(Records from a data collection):
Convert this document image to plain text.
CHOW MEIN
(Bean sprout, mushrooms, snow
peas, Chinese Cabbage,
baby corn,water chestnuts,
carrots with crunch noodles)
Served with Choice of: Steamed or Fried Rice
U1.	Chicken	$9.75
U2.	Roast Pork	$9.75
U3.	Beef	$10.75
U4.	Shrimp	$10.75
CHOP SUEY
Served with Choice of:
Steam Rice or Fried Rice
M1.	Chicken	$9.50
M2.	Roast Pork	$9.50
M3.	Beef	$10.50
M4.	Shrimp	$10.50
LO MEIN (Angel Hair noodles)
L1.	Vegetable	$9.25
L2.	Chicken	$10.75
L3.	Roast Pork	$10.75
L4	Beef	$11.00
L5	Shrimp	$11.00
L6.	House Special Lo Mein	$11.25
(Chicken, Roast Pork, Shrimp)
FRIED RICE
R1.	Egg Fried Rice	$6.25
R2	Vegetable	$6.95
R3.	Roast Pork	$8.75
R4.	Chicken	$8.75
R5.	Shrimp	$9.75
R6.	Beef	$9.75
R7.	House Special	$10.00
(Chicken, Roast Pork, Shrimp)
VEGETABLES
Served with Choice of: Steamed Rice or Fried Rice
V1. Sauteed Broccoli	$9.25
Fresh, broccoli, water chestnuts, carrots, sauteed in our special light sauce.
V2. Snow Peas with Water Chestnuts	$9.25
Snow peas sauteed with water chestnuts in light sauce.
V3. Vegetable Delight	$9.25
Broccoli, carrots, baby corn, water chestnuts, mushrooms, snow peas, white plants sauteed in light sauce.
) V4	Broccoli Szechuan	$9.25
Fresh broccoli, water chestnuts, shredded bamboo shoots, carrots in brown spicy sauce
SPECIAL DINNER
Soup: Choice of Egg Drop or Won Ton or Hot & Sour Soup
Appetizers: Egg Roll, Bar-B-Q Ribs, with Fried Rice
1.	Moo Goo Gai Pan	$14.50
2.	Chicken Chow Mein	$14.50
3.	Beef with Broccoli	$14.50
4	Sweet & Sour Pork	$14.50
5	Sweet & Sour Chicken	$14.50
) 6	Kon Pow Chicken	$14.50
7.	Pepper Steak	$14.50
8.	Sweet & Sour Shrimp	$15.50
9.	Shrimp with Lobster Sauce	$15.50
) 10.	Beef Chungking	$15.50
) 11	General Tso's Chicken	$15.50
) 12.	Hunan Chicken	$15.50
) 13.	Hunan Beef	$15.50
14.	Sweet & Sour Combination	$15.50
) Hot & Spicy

(What you will do):
Repeat all of the entries exactly.

(Answer to the problem):
Convert this document image to plain text.
CHOW MEIN
(Bean sprout, mushrooms, snow
peas, Chinese Cabbage,
baby corn,water chestnuts,
carrots with crunch noodles)
Served with Choice of: Steamed or Fried Rice
U1.	Chicken	$9.75
U2.	Roast Pork	$9.75
U3.	Beef	$10.75
U4.	Shrimp	$10.75
CHOP SUEY
Served with Choice of:
Steam Rice or Fried Rice
M1.	Chicken	$9.50
M2.	Roast Pork	$9.50
M3.	Beef	$10.50
M4.	Shrimp	$10.50
LO MEIN (Angel Hair noodles)
L1.	Vegetable	$9.25
L2.	Chicken	$10.75
L3.	Roast Pork	$10.75
L4	Beef	$11.00
L5	Shrimp	$11.00
L6.	House Special Lo Mein	$11.25
(Chicken, Roast Pork, Shrimp)
FRIED RICE
R1.	Egg Fried Rice	$6.25
R2	Vegetable	$6.95
R3.	Roast Pork	$8.75
R4.	Chicken	$8.75
R5.	Shrimp	$9.75
R6.	Beef	$9.75
R7.	House Special	$10.00
(Chicken, Roast Pork, Shrimp)
VEGETABLES
Served with Choice of: Steamed Rice or Fried Rice
V1. Sauteed Broccoli	$9.25
Fresh, broccoli, water chestnuts, carrots, sauteed in our special light sauce.
V2. Snow Peas with Water Chestnuts	$9.25
Snow peas sauteed with water chestnuts in light sauce.
V3. Vegetable Delight	$9.25
Broccoli, carrots, baby corn, water chestnuts, mushrooms, snow peas, white plants sauteed in light sauce.
) V4	Broccoli Szechuan	$9.25
Fresh broccoli, water chestnuts, shredded bamboo shoots, carrots in brown spicy sauce
SPECIAL DINNER
Soup: Choice of Egg Drop or Won Ton or Hot & Sour Soup
Appetizers: Egg Roll, Bar-B-Q Ribs, with Fried Rice
1.	Moo Goo Gai Pan	$14.50
2.	Chicken Chow Mein	$14.50
3.	Beef with Broccoli	$14.50
4	Sweet & Sour Pork	$14.50
5	Sweet & Sour Chicken	$14.50
) 6	Kon Pow Chicken	$14.50
7.	Pepper Steak	$14.50
8.	Sweet & Sour Shrimp	$15.50
9.	Shrimp with Lobster Sauce	$15.50
) 10.	Beef Chungking	$15.50
) 11	General Tso's Chicken	$15.50
) 12.	Hunan Chicken	$15.50
) 13.	Hunan Beef	$15.50
14.	Sweet & Sour Combination	$15.50
) Hot & Spicy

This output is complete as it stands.